## GIVEN DATA

◇ ◇ ◇ ◇ ◇

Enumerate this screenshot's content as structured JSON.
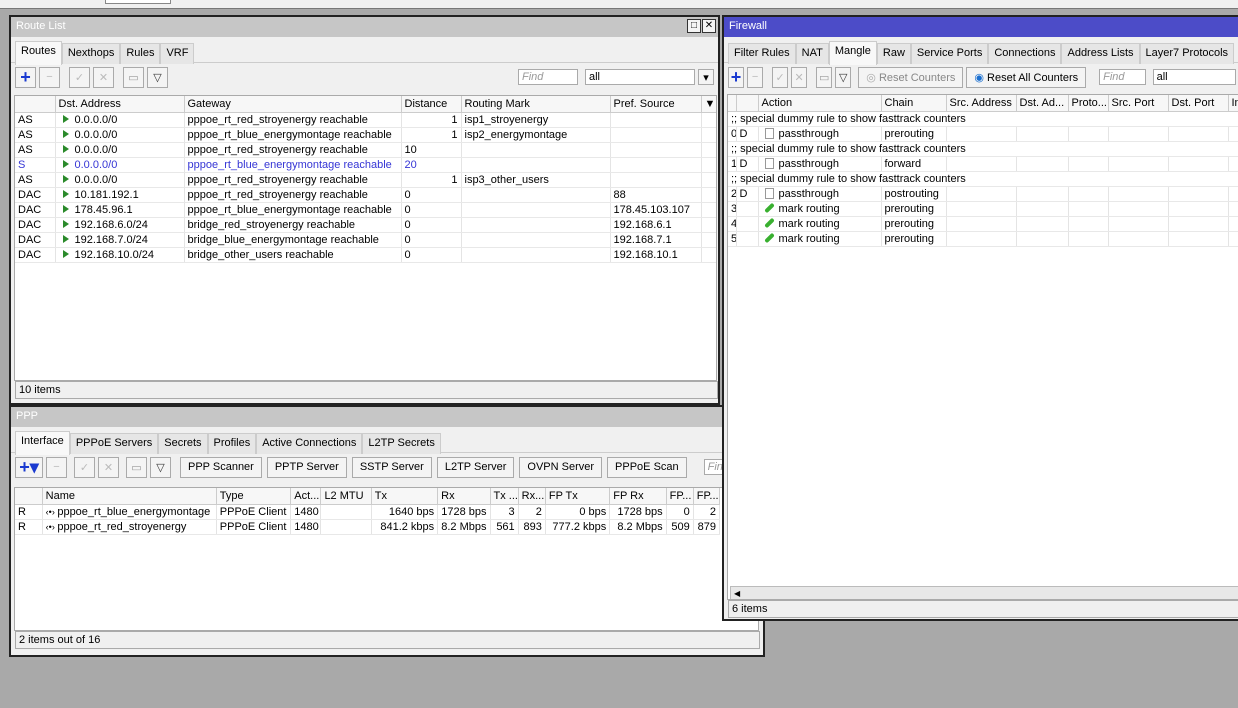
{
  "route_list": {
    "title": "Route List",
    "tabs": [
      "Routes",
      "Nexthops",
      "Rules",
      "VRF"
    ],
    "find_placeholder": "Find",
    "filter_value": "all",
    "columns": [
      "",
      "Dst. Address",
      "Gateway",
      "Distance",
      "Routing Mark",
      "Pref. Source"
    ],
    "rows": [
      {
        "flag": "AS",
        "dst": "0.0.0.0/0",
        "gw": "pppoe_rt_red_stroyenergy reachable",
        "dist": "1",
        "mark": "isp1_stroyenergy",
        "src": "",
        "right": true
      },
      {
        "flag": "AS",
        "dst": "0.0.0.0/0",
        "gw": "pppoe_rt_blue_energymontage reachable",
        "dist": "1",
        "mark": "isp2_energymontage",
        "src": "",
        "right": true
      },
      {
        "flag": "AS",
        "dst": "0.0.0.0/0",
        "gw": "pppoe_rt_red_stroyenergy reachable",
        "dist": "10",
        "mark": "",
        "src": "",
        "right": false
      },
      {
        "flag": "S",
        "dst": "0.0.0.0/0",
        "gw": "pppoe_rt_blue_energymontage reachable",
        "dist": "20",
        "mark": "",
        "src": "",
        "right": false,
        "inactive": true
      },
      {
        "flag": "AS",
        "dst": "0.0.0.0/0",
        "gw": "pppoe_rt_red_stroyenergy reachable",
        "dist": "1",
        "mark": "isp3_other_users",
        "src": "",
        "right": true
      },
      {
        "flag": "DAC",
        "dst": "10.181.192.1",
        "gw": "pppoe_rt_red_stroyenergy reachable",
        "dist": "0",
        "mark": "",
        "src": "88",
        "right": false
      },
      {
        "flag": "DAC",
        "dst": "178.45.96.1",
        "gw": "pppoe_rt_blue_energymontage reachable",
        "dist": "0",
        "mark": "",
        "src": "178.45.103.107",
        "right": false
      },
      {
        "flag": "DAC",
        "dst": "192.168.6.0/24",
        "gw": "bridge_red_stroyenergy reachable",
        "dist": "0",
        "mark": "",
        "src": "192.168.6.1",
        "right": false
      },
      {
        "flag": "DAC",
        "dst": "192.168.7.0/24",
        "gw": "bridge_blue_energymontage reachable",
        "dist": "0",
        "mark": "",
        "src": "192.168.7.1",
        "right": false
      },
      {
        "flag": "DAC",
        "dst": "192.168.10.0/24",
        "gw": "bridge_other_users reachable",
        "dist": "0",
        "mark": "",
        "src": "192.168.10.1",
        "right": false
      }
    ],
    "status": "10 items"
  },
  "ppp": {
    "title": "PPP",
    "tabs": [
      "Interface",
      "PPPoE Servers",
      "Secrets",
      "Profiles",
      "Active Connections",
      "L2TP Secrets"
    ],
    "buttons": [
      "PPP Scanner",
      "PPTP Server",
      "SSTP Server",
      "L2TP Server",
      "OVPN Server",
      "PPPoE Scan"
    ],
    "find_placeholder": "Find",
    "columns": [
      "",
      "Name",
      "Type",
      "Act...",
      "L2 MTU",
      "Tx",
      "Rx",
      "Tx ...",
      "Rx...",
      "FP Tx",
      "FP Rx",
      "FP...",
      "FP..."
    ],
    "rows": [
      [
        "R",
        "pppoe_rt_blue_energymontage",
        "PPPoE Client",
        "1480",
        "",
        "1640 bps",
        "1728 bps",
        "3",
        "2",
        "0 bps",
        "1728 bps",
        "0",
        "2"
      ],
      [
        "R",
        "pppoe_rt_red_stroyenergy",
        "PPPoE Client",
        "1480",
        "",
        "841.2 kbps",
        "8.2 Mbps",
        "561",
        "893",
        "777.2 kbps",
        "8.2 Mbps",
        "509",
        "879"
      ]
    ],
    "status": "2 items out of 16"
  },
  "firewall": {
    "title": "Firewall",
    "tabs": [
      "Filter Rules",
      "NAT",
      "Mangle",
      "Raw",
      "Service Ports",
      "Connections",
      "Address Lists",
      "Layer7 Protocols"
    ],
    "reset_counters": "Reset Counters",
    "reset_all_counters": "Reset All Counters",
    "find_placeholder": "Find",
    "filter_value": "all",
    "columns": [
      "",
      "",
      "Action",
      "Chain",
      "Src. Address",
      "Dst. Ad...",
      "Proto...",
      "Src. Port",
      "Dst. Port",
      "In"
    ],
    "rows": [
      {
        "comment": ";; special dummy rule to show fasttrack counters"
      },
      {
        "num": "0",
        "flag": "D",
        "action": "passthrough",
        "icon": "doc",
        "chain": "prerouting"
      },
      {
        "comment": ";; special dummy rule to show fasttrack counters"
      },
      {
        "num": "1",
        "flag": "D",
        "action": "passthrough",
        "icon": "doc",
        "chain": "forward"
      },
      {
        "comment": ";; special dummy rule to show fasttrack counters"
      },
      {
        "num": "2",
        "flag": "D",
        "action": "passthrough",
        "icon": "doc",
        "chain": "postrouting"
      },
      {
        "num": "3",
        "flag": "",
        "action": "mark routing",
        "icon": "pencil",
        "chain": "prerouting"
      },
      {
        "num": "4",
        "flag": "",
        "action": "mark routing",
        "icon": "pencil",
        "chain": "prerouting"
      },
      {
        "num": "5",
        "flag": "",
        "action": "mark routing",
        "icon": "pencil",
        "chain": "prerouting"
      }
    ],
    "status": "6 items",
    "title_color": "#4c4cc8"
  }
}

◇ ◇ ◇ ◇ ◇

## TASK PROMPT
Working from the lines above, reproduce the material exactly and exclude its pictures.

## ANSWER TO THIS EXERCISE
Enumerate this screenshot's content as structured JSON.
{
  "route_list": {
    "title": "Route List",
    "tabs": [
      "Routes",
      "Nexthops",
      "Rules",
      "VRF"
    ],
    "find_placeholder": "Find",
    "filter_value": "all",
    "columns": [
      "",
      "Dst. Address",
      "Gateway",
      "Distance",
      "Routing Mark",
      "Pref. Source"
    ],
    "rows": [
      {
        "flag": "AS",
        "dst": "0.0.0.0/0",
        "gw": "pppoe_rt_red_stroyenergy reachable",
        "dist": "1",
        "mark": "isp1_stroyenergy",
        "src": "",
        "right": true
      },
      {
        "flag": "AS",
        "dst": "0.0.0.0/0",
        "gw": "pppoe_rt_blue_energymontage reachable",
        "dist": "1",
        "mark": "isp2_energymontage",
        "src": "",
        "right": true
      },
      {
        "flag": "AS",
        "dst": "0.0.0.0/0",
        "gw": "pppoe_rt_red_stroyenergy reachable",
        "dist": "10",
        "mark": "",
        "src": "",
        "right": false
      },
      {
        "flag": "S",
        "dst": "0.0.0.0/0",
        "gw": "pppoe_rt_blue_energymontage reachable",
        "dist": "20",
        "mark": "",
        "src": "",
        "right": false,
        "inactive": true
      },
      {
        "flag": "AS",
        "dst": "0.0.0.0/0",
        "gw": "pppoe_rt_red_stroyenergy reachable",
        "dist": "1",
        "mark": "isp3_other_users",
        "src": "",
        "right": true
      },
      {
        "flag": "DAC",
        "dst": "10.181.192.1",
        "gw": "pppoe_rt_red_stroyenergy reachable",
        "dist": "0",
        "mark": "",
        "src": "88",
        "right": false
      },
      {
        "flag": "DAC",
        "dst": "178.45.96.1",
        "gw": "pppoe_rt_blue_energymontage reachable",
        "dist": "0",
        "mark": "",
        "src": "178.45.103.107",
        "right": false
      },
      {
        "flag": "DAC",
        "dst": "192.168.6.0/24",
        "gw": "bridge_red_stroyenergy reachable",
        "dist": "0",
        "mark": "",
        "src": "192.168.6.1",
        "right": false
      },
      {
        "flag": "DAC",
        "dst": "192.168.7.0/24",
        "gw": "bridge_blue_energymontage reachable",
        "dist": "0",
        "mark": "",
        "src": "192.168.7.1",
        "right": false
      },
      {
        "flag": "DAC",
        "dst": "192.168.10.0/24",
        "gw": "bridge_other_users reachable",
        "dist": "0",
        "mark": "",
        "src": "192.168.10.1",
        "right": false
      }
    ],
    "status": "10 items"
  },
  "ppp": {
    "title": "PPP",
    "tabs": [
      "Interface",
      "PPPoE Servers",
      "Secrets",
      "Profiles",
      "Active Connections",
      "L2TP Secrets"
    ],
    "buttons": [
      "PPP Scanner",
      "PPTP Server",
      "SSTP Server",
      "L2TP Server",
      "OVPN Server",
      "PPPoE Scan"
    ],
    "find_placeholder": "Find",
    "columns": [
      "",
      "Name",
      "Type",
      "Act...",
      "L2 MTU",
      "Tx",
      "Rx",
      "Tx ...",
      "Rx...",
      "FP Tx",
      "FP Rx",
      "FP...",
      "FP..."
    ],
    "rows": [
      [
        "R",
        "pppoe_rt_blue_energymontage",
        "PPPoE Client",
        "1480",
        "",
        "1640 bps",
        "1728 bps",
        "3",
        "2",
        "0 bps",
        "1728 bps",
        "0",
        "2"
      ],
      [
        "R",
        "pppoe_rt_red_stroyenergy",
        "PPPoE Client",
        "1480",
        "",
        "841.2 kbps",
        "8.2 Mbps",
        "561",
        "893",
        "777.2 kbps",
        "8.2 Mbps",
        "509",
        "879"
      ]
    ],
    "status": "2 items out of 16"
  },
  "firewall": {
    "title": "Firewall",
    "tabs": [
      "Filter Rules",
      "NAT",
      "Mangle",
      "Raw",
      "Service Ports",
      "Connections",
      "Address Lists",
      "Layer7 Protocols"
    ],
    "reset_counters": "Reset Counters",
    "reset_all_counters": "Reset All Counters",
    "find_placeholder": "Find",
    "filter_value": "all",
    "columns": [
      "",
      "",
      "Action",
      "Chain",
      "Src. Address",
      "Dst. Ad...",
      "Proto...",
      "Src. Port",
      "Dst. Port",
      "In"
    ],
    "rows": [
      {
        "comment": ";; special dummy rule to show fasttrack counters"
      },
      {
        "num": "0",
        "flag": "D",
        "action": "passthrough",
        "icon": "doc",
        "chain": "prerouting"
      },
      {
        "comment": ";; special dummy rule to show fasttrack counters"
      },
      {
        "num": "1",
        "flag": "D",
        "action": "passthrough",
        "icon": "doc",
        "chain": "forward"
      },
      {
        "comment": ";; special dummy rule to show fasttrack counters"
      },
      {
        "num": "2",
        "flag": "D",
        "action": "passthrough",
        "icon": "doc",
        "chain": "postrouting"
      },
      {
        "num": "3",
        "flag": "",
        "action": "mark routing",
        "icon": "pencil",
        "chain": "prerouting"
      },
      {
        "num": "4",
        "flag": "",
        "action": "mark routing",
        "icon": "pencil",
        "chain": "prerouting"
      },
      {
        "num": "5",
        "flag": "",
        "action": "mark routing",
        "icon": "pencil",
        "chain": "prerouting"
      }
    ],
    "status": "6 items",
    "title_color": "#4c4cc8"
  }
}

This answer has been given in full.